## WORK REQUIRED
Report every line from the material that contains the word "equation".

(Dataset items)
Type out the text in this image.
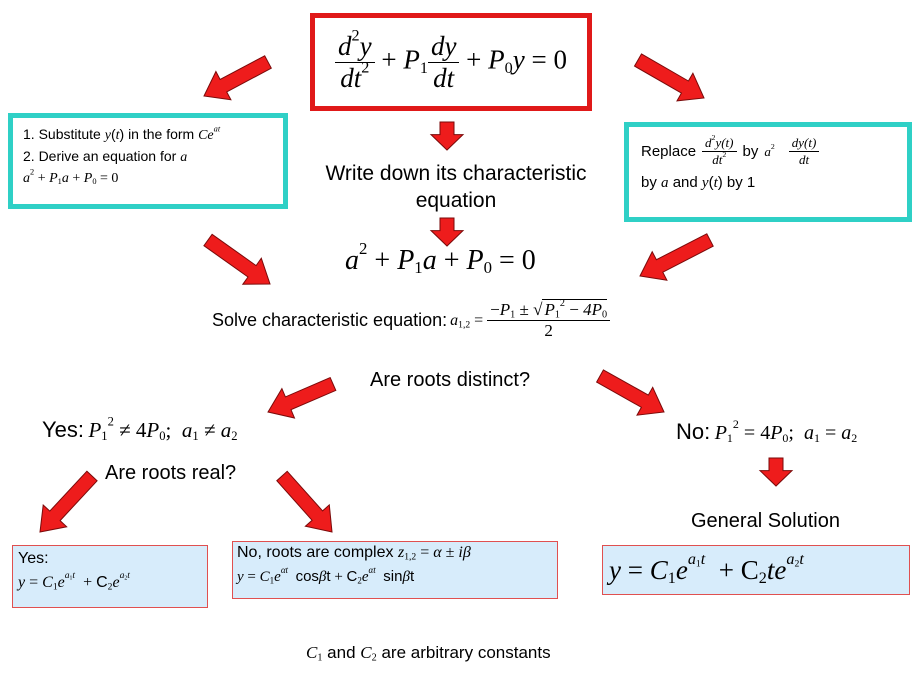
$\frac{d^2y}{dt^2} + P_1 \frac{dy}{dt} + P_0y = 0$
1. Substitute y(t) in the form $Ce^{at}$
2. Derive an equation for a
$a^2 + P_1a + P_0 = 0$
Replace $\frac{d^2y(t)}{dt^2}$ by $a^2 \frac{dy(t)}{dt}$
by a and y(t) by 1
Write down its characteristic equation
$a^2 + P_1a + P_0 = 0$
Solve characteristic equation : $a_{1,2} = \frac{-P_1 \pm √ P_1^2 - 4P_0}{2}$
Are roots distinct?
Yes: $P_1^2 \ne 4P_0$;  $a_1 \ne a_2$	No: $P_1^2 = 4P_0$;  $a_1 = a_2$
Are roots real?
General Solution
Yes:
$y = C_1e^{a_1t} + C_2e^{a_2t}$
No, roots are complex $z_{1,2} = \alpha \pm i\beta$
$y = C_1e^{\alpha t}$ $\cos\beta t + C_2e^{\alpha t}$ sinβt	$y = C_1e^{a_1t} + C_2te^{a_2t}$
$C_1$ and $C_2$ are arbitrary constants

## RESPONSE TO THIS TASK
2. Derive an equation for a
Write down its characteristic equation
Solve characteristic equation : $a_{1,2} = \frac{-P_1 \pm √ P_1^2 - 4P_0}{2}$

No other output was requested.